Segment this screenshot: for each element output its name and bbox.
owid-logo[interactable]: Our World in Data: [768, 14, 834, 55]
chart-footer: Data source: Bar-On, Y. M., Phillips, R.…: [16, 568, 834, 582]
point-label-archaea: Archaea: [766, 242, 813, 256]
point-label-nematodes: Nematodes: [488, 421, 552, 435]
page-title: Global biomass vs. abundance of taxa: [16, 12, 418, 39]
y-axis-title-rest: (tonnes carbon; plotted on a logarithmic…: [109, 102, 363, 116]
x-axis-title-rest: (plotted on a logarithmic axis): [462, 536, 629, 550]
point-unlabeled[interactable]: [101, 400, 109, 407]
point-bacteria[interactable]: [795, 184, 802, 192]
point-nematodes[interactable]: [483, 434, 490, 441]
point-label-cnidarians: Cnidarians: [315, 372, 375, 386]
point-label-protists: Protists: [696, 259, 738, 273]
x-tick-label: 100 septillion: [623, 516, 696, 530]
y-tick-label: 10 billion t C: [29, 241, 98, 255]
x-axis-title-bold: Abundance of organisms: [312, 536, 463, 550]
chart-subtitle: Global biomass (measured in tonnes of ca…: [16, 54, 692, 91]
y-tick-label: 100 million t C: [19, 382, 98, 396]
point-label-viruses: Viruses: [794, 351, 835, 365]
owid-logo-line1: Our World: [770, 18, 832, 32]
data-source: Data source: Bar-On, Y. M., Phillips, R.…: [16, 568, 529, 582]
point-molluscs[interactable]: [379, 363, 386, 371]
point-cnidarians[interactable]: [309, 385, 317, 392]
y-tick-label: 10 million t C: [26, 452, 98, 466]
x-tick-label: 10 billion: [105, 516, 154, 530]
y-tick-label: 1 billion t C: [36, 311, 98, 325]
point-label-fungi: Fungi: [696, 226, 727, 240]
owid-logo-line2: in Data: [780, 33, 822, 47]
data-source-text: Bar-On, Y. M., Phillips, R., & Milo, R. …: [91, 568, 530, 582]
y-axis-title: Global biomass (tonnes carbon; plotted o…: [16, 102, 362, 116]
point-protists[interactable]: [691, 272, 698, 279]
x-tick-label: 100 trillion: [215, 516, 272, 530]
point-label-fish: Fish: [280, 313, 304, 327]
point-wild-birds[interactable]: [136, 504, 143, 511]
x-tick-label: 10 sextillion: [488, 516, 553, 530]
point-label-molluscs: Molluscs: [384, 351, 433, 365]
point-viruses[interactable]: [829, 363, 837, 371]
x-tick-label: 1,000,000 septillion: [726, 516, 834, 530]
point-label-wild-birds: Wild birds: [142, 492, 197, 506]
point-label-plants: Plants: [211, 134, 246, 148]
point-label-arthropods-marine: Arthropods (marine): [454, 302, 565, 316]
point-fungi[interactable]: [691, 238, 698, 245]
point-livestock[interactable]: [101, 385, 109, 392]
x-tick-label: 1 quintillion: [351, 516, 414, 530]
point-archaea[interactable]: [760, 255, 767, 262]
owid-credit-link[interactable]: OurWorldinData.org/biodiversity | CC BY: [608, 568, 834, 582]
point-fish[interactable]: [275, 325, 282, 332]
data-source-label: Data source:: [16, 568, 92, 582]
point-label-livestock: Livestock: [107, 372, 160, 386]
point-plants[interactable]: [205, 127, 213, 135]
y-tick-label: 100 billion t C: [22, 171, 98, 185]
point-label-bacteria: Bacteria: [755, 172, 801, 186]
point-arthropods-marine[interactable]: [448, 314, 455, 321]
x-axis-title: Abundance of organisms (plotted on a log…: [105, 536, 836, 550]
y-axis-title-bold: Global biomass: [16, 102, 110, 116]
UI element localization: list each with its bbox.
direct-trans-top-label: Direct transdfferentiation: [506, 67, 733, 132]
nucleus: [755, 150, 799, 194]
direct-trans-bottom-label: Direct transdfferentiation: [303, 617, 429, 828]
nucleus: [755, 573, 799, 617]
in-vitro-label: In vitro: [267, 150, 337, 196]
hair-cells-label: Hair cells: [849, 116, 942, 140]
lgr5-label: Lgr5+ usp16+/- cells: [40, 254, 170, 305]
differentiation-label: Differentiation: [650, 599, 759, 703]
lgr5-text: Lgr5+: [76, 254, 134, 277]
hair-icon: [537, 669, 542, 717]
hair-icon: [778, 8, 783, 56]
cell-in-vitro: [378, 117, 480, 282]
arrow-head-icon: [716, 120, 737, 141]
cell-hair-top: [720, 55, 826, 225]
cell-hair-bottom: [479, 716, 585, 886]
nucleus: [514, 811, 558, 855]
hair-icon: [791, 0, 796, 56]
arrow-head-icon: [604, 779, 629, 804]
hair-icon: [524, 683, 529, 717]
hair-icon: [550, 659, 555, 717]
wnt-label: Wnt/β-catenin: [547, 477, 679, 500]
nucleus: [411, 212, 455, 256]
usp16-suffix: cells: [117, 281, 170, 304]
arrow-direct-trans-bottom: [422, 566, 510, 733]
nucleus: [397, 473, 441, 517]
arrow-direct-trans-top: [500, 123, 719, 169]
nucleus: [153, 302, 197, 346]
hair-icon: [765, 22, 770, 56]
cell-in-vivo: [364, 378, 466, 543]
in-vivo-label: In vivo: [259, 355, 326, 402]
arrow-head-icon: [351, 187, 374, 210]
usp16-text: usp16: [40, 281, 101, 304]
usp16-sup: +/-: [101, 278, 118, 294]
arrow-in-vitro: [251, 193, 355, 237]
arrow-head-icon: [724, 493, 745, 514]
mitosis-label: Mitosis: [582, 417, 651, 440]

━━━━

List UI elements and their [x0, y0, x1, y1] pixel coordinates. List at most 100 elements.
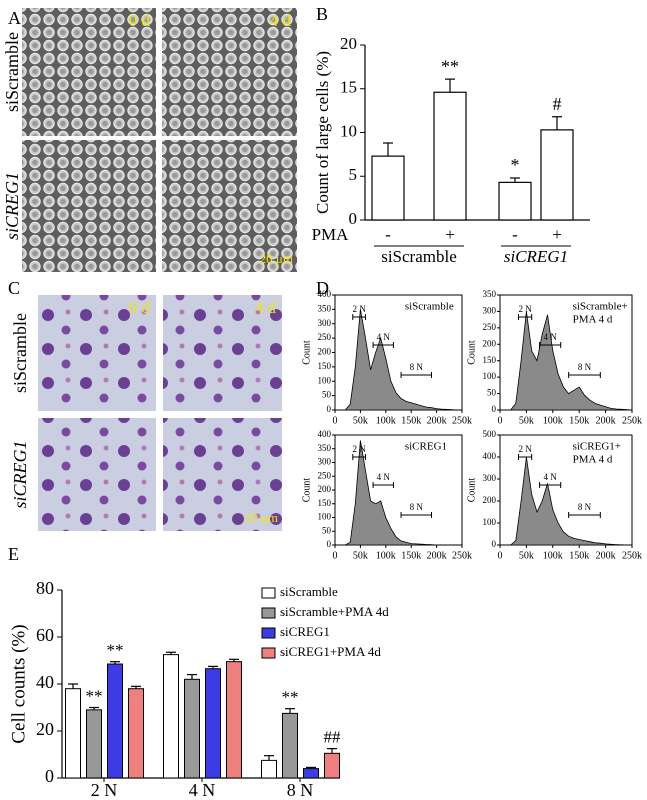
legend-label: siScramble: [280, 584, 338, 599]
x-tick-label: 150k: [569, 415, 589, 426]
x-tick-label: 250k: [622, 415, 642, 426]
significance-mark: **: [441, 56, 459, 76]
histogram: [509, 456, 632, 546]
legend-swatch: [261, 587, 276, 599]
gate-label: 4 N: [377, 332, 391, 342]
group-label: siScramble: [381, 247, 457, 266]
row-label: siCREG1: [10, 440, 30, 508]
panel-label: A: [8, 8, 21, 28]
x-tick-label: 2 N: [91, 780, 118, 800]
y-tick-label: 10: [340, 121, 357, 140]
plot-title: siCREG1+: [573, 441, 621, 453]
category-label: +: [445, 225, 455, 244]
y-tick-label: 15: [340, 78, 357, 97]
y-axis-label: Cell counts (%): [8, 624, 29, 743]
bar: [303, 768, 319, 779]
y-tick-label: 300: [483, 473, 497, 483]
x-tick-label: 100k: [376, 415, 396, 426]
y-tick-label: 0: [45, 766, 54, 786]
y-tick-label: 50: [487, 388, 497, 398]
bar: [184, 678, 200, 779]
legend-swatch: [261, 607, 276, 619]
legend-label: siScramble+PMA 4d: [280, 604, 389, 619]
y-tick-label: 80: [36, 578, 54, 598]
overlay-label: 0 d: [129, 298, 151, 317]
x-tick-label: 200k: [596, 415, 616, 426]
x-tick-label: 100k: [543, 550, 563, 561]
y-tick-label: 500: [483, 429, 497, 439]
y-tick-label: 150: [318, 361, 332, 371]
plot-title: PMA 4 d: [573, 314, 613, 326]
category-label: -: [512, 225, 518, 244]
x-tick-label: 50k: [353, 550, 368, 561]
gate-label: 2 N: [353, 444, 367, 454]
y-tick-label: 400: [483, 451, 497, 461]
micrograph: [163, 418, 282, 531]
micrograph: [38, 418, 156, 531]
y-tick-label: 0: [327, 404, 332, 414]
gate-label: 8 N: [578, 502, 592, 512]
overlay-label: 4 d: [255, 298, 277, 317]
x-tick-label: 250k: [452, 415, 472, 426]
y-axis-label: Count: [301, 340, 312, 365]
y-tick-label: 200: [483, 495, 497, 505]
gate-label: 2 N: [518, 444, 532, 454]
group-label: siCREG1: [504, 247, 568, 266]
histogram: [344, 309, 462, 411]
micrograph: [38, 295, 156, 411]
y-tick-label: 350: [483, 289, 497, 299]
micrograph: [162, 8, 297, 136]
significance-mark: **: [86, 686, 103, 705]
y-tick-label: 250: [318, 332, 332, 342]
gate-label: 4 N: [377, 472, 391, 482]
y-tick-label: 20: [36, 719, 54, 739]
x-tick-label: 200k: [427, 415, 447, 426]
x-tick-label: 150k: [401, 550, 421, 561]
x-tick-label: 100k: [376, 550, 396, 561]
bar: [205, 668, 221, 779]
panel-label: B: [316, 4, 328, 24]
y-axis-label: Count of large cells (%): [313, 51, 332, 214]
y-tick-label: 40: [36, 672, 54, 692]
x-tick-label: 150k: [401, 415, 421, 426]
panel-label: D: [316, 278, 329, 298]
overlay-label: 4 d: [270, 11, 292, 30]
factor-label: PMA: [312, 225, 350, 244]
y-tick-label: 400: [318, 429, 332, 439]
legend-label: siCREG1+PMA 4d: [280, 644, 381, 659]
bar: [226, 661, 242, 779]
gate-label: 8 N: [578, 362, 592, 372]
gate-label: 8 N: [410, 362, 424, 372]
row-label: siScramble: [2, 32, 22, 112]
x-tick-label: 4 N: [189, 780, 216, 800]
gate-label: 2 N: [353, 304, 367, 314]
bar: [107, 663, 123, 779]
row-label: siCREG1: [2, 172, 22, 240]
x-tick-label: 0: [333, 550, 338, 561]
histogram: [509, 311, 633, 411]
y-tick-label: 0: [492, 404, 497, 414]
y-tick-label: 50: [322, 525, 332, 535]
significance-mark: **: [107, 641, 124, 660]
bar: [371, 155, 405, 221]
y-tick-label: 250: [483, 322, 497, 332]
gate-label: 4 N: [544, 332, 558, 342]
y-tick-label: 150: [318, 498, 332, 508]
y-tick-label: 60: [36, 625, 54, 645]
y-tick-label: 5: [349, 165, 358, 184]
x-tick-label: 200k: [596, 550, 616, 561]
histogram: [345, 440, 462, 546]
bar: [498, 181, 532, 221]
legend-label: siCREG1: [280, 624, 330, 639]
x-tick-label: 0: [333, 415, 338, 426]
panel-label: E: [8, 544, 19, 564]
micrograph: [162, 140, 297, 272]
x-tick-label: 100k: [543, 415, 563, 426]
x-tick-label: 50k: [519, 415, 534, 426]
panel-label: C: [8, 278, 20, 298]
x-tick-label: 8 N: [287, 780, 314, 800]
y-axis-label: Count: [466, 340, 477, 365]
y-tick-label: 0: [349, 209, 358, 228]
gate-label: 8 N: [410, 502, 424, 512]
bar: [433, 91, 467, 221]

━━━━

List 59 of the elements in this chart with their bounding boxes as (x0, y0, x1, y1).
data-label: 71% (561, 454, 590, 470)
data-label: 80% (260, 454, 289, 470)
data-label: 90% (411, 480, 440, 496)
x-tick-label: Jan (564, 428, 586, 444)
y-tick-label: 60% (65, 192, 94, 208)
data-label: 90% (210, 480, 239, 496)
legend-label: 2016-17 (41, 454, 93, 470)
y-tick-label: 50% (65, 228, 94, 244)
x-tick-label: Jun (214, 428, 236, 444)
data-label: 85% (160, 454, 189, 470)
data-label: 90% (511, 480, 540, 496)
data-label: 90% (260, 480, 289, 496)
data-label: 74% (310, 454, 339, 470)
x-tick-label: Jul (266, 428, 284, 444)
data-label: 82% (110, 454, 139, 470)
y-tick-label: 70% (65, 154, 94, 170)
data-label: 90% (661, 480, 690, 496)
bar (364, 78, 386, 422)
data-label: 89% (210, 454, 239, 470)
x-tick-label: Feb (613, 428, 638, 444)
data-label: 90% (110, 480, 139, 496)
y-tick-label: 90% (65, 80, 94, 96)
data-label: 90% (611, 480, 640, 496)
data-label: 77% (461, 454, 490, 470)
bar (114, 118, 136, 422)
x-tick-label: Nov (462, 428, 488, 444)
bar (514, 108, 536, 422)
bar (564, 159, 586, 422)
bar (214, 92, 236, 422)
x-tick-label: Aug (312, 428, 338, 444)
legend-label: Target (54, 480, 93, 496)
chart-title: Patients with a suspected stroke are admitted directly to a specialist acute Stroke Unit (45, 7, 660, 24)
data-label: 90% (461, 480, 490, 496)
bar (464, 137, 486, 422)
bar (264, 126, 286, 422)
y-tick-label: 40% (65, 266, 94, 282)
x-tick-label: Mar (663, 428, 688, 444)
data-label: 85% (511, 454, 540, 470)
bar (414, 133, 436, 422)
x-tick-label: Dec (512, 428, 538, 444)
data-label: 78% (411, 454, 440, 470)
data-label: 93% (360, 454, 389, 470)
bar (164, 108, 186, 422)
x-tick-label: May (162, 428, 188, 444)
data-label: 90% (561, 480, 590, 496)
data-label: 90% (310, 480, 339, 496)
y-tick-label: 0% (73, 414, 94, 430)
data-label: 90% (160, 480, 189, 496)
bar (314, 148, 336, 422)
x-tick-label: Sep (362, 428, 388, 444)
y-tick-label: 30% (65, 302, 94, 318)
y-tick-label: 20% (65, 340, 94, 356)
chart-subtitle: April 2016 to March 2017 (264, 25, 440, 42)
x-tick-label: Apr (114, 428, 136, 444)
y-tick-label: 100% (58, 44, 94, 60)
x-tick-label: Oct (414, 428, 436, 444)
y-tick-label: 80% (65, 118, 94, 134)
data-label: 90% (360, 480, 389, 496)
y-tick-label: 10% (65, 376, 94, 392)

━━━━

What to work on = Look over the records above and say, with no extra words, how many lines include "axis".

Task result = 10